◆ SHORT PROBLEM ◆
Reproduce word for word the passage of the excerpt on anthropology and Internet research from "Resources such as" to "doesn't do enough.".

◆ EXCERPT TO READ ◆
She fantasizes about the world of information that will be at her  
fingertips as soon as someone thinks to upload it. Right now, someone  
could be building the site she has been looking for all her scholarly  
life.

When she does unearth a useful site, she is confronted with issues of  
credibility. "It's a problem of figuring out whether a site is  
authoritative," she says. "That's a problem in academia in general."

Though most universities have their own standards for citing the  
Internet, following The Chicago Manual of Style, there is still  
resistance to its use as a primary or even secondary source. The  
Internet is frowned upon because of the very traits that make it  
effective for the public: an utter lack of controls.

Academic journals are rigorously researched, cited and peer-reviewed, a  
level of oversight that is currently impossible for  
cyberanthropologists.

"If you do it anyway, it's going to impact you negatively in terms of  
tenure decisions and that kind of thing," Buszard-Welcher says of  
citing online material. "I would be very happy if people in my  
profession would change their attitude and accept it as more valuable  
than it's particularly seen to be."

David Zeitlyn, an anthropologist at the University of Kent in  
Canterbury, England, says there are valid reasons to distrust Internet  
research. "There's a lot of what I perceive as bad anthropology that  
uses the Internet," he says. "People say they're doing the ethnography  
of the Internet by sitting at their desk and playing around in [chat  
rooms].

"For me, the whole point of anthropology is that you're not looking at  
one little part of society, you're looking at how all the parts  
interconnect. So, you might start or end up with how people are using  
the Internet. But as an anthropologist, I want to look at a whole load  
of other things."

The Internet reveals little about human behaviour, he says, because it  
does not explain why people are doing what they are doing.

Resources such as the Google Zeitgeist -- a yearly compilation of  
search trends -- should be used as an index, not an encyclopedia, he  
says.

"It's a starting point. It raises questions," Zeitlyn says of the  
feature. "But taking those patterns by themselves doesn't do enough.  
Questions can only be answered by doing weird things like talking to  
people. And I don't mean sending them an e-mail."

Zeitlyn is a leading voice on the Internet's impact on society. It is  
an interesting jump from his anthropological area of expertise: the  
methods of divination in rural Cameroon -- how tribes interpret the  
signs and omens around them.

He sees the Web as a harbinger of things to come, but does not believe  
the patterns of its use can be read like chicken bones to divine the  
past or the future.

◆ DATA SHOWN ◆
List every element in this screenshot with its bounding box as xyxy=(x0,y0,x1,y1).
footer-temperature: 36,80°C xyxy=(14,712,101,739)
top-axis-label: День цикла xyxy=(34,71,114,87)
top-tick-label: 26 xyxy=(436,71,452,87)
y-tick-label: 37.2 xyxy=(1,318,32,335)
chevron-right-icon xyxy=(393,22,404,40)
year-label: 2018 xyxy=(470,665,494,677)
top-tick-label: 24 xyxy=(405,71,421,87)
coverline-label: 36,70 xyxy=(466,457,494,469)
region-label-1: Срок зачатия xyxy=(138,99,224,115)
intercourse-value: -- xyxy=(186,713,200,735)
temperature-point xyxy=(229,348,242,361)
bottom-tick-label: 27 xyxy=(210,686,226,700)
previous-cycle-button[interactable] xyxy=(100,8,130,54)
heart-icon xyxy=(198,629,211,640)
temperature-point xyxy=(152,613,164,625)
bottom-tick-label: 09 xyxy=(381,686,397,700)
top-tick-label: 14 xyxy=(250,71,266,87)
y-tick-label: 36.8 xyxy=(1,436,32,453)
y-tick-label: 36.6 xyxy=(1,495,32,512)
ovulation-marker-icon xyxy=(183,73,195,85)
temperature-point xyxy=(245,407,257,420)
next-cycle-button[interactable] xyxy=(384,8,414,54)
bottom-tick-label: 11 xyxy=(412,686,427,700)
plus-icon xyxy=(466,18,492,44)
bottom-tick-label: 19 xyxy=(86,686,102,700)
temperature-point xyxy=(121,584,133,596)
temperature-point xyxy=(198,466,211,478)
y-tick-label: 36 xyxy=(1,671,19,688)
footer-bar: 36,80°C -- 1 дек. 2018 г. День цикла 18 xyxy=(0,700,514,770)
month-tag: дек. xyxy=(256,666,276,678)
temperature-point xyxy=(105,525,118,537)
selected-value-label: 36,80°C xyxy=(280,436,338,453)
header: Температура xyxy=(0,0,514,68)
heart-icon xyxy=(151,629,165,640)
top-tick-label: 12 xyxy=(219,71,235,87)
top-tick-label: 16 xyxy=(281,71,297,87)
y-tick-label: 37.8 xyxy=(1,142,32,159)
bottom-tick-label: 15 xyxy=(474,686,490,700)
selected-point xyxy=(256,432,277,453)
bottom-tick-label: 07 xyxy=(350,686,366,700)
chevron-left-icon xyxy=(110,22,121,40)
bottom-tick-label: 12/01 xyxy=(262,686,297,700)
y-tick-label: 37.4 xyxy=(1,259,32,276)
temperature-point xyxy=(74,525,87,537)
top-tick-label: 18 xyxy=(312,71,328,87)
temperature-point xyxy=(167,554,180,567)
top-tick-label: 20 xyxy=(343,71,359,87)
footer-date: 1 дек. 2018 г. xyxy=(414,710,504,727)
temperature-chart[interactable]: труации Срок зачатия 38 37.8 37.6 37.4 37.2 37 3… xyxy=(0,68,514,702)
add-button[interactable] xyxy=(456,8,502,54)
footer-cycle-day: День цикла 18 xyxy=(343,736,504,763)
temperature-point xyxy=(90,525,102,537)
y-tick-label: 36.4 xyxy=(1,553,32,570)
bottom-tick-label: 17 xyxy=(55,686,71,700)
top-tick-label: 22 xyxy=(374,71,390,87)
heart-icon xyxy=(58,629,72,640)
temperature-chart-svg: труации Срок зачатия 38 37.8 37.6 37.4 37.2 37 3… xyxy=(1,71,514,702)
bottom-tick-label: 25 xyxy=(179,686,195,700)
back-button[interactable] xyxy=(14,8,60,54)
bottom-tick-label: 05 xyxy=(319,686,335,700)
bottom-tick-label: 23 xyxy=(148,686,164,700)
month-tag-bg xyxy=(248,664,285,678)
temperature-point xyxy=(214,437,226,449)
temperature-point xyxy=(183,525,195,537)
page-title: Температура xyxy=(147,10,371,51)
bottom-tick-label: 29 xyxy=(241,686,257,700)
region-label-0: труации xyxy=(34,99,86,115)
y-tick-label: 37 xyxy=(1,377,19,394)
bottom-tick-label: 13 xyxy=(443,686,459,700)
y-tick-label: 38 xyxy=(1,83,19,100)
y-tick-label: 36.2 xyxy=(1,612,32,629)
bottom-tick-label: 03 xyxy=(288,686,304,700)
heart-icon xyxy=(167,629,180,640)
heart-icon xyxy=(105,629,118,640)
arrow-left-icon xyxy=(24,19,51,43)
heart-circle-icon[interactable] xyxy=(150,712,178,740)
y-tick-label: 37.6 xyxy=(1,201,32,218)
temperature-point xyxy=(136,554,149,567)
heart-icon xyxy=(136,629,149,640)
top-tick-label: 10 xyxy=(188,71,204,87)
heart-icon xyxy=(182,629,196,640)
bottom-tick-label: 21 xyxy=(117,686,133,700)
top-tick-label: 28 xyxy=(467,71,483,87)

◆ ANSWER FOR THIS EXERCISE ◆
Resources such as the Google Zeitgeist -- a yearly compilation of  
search trends -- should be used as an index, not an encyclopedia, he  
says.

"It's a starting point. It raises questions," Zeitlyn says of the  
feature. "But taking those patterns by themselves doesn't do enough.